Records:
○ ○ ○ ○ ○ ○ ○

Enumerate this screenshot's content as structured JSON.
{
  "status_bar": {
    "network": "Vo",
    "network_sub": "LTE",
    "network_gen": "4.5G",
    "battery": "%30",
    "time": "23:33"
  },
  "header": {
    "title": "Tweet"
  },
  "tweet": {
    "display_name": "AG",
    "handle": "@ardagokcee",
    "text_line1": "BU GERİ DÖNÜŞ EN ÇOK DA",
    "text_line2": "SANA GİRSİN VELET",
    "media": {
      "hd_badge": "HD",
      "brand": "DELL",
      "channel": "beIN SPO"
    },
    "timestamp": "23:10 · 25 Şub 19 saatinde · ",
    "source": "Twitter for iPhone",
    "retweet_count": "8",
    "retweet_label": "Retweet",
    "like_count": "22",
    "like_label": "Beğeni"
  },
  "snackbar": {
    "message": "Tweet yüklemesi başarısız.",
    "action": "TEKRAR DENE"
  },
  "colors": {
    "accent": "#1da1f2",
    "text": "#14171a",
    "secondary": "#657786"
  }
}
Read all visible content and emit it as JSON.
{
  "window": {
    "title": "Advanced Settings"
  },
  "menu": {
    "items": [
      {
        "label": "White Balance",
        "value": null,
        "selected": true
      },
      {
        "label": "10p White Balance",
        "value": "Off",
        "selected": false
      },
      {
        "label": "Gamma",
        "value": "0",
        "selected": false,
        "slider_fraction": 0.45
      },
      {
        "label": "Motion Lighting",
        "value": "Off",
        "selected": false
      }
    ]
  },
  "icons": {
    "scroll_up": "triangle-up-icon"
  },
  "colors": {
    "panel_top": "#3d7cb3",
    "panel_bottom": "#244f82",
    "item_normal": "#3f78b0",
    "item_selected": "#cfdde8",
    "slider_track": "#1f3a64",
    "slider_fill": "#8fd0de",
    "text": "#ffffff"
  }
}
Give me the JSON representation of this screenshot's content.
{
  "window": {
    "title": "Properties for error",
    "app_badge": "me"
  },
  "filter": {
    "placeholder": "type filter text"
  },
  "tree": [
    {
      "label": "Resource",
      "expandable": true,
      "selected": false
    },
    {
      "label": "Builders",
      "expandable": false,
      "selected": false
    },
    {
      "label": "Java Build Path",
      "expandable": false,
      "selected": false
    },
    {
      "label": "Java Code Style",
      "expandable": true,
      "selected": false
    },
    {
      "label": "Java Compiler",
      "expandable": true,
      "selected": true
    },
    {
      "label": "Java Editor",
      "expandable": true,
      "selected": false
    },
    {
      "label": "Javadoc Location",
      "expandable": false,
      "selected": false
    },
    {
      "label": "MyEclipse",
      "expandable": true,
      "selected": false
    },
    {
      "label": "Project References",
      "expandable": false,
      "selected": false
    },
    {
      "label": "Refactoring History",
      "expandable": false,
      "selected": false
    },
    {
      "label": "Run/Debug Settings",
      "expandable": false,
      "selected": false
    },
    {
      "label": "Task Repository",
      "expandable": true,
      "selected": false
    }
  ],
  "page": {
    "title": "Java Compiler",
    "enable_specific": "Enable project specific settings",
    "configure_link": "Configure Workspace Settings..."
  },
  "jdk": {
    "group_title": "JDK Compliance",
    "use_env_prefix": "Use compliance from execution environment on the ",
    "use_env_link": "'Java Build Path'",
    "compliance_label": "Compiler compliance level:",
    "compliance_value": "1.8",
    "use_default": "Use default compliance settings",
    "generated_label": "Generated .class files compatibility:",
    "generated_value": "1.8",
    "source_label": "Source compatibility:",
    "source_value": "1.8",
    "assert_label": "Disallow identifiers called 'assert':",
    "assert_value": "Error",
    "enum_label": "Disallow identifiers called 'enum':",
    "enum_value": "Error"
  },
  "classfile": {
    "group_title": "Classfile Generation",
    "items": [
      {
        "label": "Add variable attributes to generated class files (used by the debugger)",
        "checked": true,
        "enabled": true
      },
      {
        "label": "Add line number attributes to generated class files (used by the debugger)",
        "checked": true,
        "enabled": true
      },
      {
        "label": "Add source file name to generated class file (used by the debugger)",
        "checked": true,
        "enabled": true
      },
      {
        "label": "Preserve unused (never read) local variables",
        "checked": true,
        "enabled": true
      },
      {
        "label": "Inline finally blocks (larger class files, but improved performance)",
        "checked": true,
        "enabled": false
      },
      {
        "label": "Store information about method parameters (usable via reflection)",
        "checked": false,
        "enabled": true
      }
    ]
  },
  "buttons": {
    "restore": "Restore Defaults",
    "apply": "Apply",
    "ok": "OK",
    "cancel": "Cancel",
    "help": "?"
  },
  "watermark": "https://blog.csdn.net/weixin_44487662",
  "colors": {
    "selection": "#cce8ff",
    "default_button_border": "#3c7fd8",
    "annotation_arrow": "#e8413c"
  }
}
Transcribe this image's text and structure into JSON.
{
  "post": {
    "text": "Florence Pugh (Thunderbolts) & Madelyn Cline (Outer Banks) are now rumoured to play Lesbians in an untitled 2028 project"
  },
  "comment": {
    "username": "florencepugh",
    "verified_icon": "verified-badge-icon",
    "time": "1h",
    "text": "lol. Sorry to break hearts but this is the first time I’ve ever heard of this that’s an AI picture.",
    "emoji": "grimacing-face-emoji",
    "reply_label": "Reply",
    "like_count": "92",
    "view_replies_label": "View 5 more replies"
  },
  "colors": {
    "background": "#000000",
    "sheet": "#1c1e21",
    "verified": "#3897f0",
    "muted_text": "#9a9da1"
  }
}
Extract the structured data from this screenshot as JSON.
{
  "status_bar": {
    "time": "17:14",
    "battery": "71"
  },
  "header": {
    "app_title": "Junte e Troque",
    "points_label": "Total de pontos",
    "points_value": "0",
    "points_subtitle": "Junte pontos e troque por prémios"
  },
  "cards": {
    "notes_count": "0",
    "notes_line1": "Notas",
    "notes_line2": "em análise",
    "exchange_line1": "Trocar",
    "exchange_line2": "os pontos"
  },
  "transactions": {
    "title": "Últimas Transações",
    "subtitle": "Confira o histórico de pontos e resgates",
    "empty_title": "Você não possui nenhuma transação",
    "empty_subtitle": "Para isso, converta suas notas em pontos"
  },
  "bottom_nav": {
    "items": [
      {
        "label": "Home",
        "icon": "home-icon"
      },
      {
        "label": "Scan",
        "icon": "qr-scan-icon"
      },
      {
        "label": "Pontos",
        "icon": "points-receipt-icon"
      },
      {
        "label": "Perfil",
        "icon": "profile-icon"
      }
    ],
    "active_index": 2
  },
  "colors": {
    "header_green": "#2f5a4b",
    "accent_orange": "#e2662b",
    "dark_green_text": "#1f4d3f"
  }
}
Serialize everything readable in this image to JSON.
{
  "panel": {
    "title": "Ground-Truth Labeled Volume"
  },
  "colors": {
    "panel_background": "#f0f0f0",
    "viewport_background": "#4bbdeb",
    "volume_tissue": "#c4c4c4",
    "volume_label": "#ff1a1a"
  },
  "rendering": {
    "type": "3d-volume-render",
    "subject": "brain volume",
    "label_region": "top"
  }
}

○ ○ ○ ○ ○ ○ ○

▶ Work to be completed:
Determine how many lines of the listing hold the word "JSON" and reply with that figure alone.

▶ Reply:
6